Output all of the entries below precisely as written.

> [Entries taken from a collection]:
_ _ _ _ _ _ _

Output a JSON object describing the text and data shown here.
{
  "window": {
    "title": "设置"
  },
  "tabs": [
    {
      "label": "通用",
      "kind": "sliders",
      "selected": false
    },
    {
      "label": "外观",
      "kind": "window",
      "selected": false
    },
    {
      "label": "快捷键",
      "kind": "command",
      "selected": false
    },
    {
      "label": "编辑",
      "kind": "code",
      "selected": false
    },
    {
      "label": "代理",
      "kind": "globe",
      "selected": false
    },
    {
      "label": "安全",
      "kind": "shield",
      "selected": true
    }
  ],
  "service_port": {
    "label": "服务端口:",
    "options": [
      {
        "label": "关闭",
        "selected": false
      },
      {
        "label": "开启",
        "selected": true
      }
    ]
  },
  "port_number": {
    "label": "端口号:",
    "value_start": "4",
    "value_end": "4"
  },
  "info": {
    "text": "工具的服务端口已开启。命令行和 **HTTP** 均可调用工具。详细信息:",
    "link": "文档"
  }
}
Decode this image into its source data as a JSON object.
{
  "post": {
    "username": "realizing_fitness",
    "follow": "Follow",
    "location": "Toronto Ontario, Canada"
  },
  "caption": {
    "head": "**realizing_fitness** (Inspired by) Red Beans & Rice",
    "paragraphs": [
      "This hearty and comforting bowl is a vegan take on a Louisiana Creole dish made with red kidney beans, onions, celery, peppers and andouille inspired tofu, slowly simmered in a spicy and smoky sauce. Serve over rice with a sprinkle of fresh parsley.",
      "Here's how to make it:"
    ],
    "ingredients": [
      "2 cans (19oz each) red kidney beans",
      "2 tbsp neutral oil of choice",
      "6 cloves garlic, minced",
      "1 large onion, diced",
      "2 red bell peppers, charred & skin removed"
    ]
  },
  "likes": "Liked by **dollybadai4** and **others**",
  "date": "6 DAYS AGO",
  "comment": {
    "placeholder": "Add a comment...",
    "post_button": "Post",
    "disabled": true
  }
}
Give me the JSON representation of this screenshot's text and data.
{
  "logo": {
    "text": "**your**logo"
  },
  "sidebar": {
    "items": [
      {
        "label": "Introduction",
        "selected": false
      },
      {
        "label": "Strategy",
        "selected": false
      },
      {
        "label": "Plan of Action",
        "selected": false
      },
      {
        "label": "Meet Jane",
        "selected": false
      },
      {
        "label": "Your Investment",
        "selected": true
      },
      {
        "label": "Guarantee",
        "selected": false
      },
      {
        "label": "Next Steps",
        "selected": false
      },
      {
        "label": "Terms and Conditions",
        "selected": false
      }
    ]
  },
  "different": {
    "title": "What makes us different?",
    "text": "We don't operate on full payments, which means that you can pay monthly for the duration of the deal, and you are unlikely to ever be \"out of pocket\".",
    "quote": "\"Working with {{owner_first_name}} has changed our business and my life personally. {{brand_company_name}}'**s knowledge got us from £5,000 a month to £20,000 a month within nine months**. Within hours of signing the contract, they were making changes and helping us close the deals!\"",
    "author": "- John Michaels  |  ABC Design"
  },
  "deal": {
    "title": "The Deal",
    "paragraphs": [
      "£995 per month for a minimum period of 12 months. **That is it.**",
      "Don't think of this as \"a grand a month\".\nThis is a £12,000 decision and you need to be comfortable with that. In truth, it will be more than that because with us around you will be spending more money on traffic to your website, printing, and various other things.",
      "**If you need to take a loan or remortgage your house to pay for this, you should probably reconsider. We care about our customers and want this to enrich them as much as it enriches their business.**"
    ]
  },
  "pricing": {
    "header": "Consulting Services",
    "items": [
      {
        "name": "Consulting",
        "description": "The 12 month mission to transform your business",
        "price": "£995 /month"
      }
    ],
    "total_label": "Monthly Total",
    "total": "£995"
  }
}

_ _ _ _ _ _ _

> [Task response]:
Output a JSON object describing the text and data shown here.
{
  "window": {
    "title": "设置"
  },
  "tabs": [
    {
      "label": "通用",
      "kind": "sliders",
      "selected": false
    },
    {
      "label": "外观",
      "kind": "window",
      "selected": false
    },
    {
      "label": "快捷键",
      "kind": "command",
      "selected": false
    },
    {
      "label": "编辑",
      "kind": "code",
      "selected": false
    },
    {
      "label": "代理",
      "kind": "globe",
      "selected": false
    },
    {
      "label": "安全",
      "kind": "shield",
      "selected": true
    }
  ],
  "service_port": {
    "label": "服务端口:",
    "options": [
      {
        "label": "关闭",
        "selected": false
      },
      {
        "label": "开启",
        "selected": true
      }
    ]
  },
  "port_number": {
    "label": "端口号:",
    "value_start": "4",
    "value_end": "4"
  },
  "info": {
    "text": "工具的服务端口已开启。命令行和 **HTTP** 均可调用工具。详细信息:",
    "link": "文档"
  }
}
Decode this image into its source data as a JSON object.
{
  "post": {
    "username": "realizing_fitness",
    "follow": "Follow",
    "location": "Toronto Ontario, Canada"
  },
  "caption": {
    "head": "**realizing_fitness** (Inspired by) Red Beans & Rice",
    "paragraphs": [
      "This hearty and comforting bowl is a vegan take on a Louisiana Creole dish made with red kidney beans, onions, celery, peppers and andouille inspired tofu, slowly simmered in a spicy and smoky sauce. Serve over rice with a sprinkle of fresh parsley.",
      "Here's how to make it:"
    ],
    "ingredients": [
      "2 cans (19oz each) red kidney beans",
      "2 tbsp neutral oil of choice",
      "6 cloves garlic, minced",
      "1 large onion, diced",
      "2 red bell peppers, charred & skin removed"
    ]
  },
  "likes": "Liked by **dollybadai4** and **others**",
  "date": "6 DAYS AGO",
  "comment": {
    "placeholder": "Add a comment...",
    "post_button": "Post",
    "disabled": true
  }
}
Give me the JSON representation of this screenshot's text and data.
{
  "logo": {
    "text": "**your**logo"
  },
  "sidebar": {
    "items": [
      {
        "label": "Introduction",
        "selected": false
      },
      {
        "label": "Strategy",
        "selected": false
      },
      {
        "label": "Plan of Action",
        "selected": false
      },
      {
        "label": "Meet Jane",
        "selected": false
      },
      {
        "label": "Your Investment",
        "selected": true
      },
      {
        "label": "Guarantee",
        "selected": false
      },
      {
        "label": "Next Steps",
        "selected": false
      },
      {
        "label": "Terms and Conditions",
        "selected": false
      }
    ]
  },
  "different": {
    "title": "What makes us different?",
    "text": "We don't operate on full payments, which means that you can pay monthly for the duration of the deal, and you are unlikely to ever be \"out of pocket\".",
    "quote": "\"Working with {{owner_first_name}} has changed our business and my life personally. {{brand_company_name}}'**s knowledge got us from £5,000 a month to £20,000 a month within nine months**. Within hours of signing the contract, they were making changes and helping us close the deals!\"",
    "author": "- John Michaels  |  ABC Design"
  },
  "deal": {
    "title": "The Deal",
    "paragraphs": [
      "£995 per month for a minimum period of 12 months. **That is it.**",
      "Don't think of this as \"a grand a month\".\nThis is a £12,000 decision and you need to be comfortable with that. In truth, it will be more than that because with us around you will be spending more money on traffic to your website, printing, and various other things.",
      "**If you need to take a loan or remortgage your house to pay for this, you should probably reconsider. We care about our customers and want this to enrich them as much as it enriches their business.**"
    ]
  },
  "pricing": {
    "header": "Consulting Services",
    "items": [
      {
        "name": "Consulting",
        "description": "The 12 month mission to transform your business",
        "price": "£995 /month"
      }
    ],
    "total_label": "Monthly Total",
    "total": "£995"
  }
}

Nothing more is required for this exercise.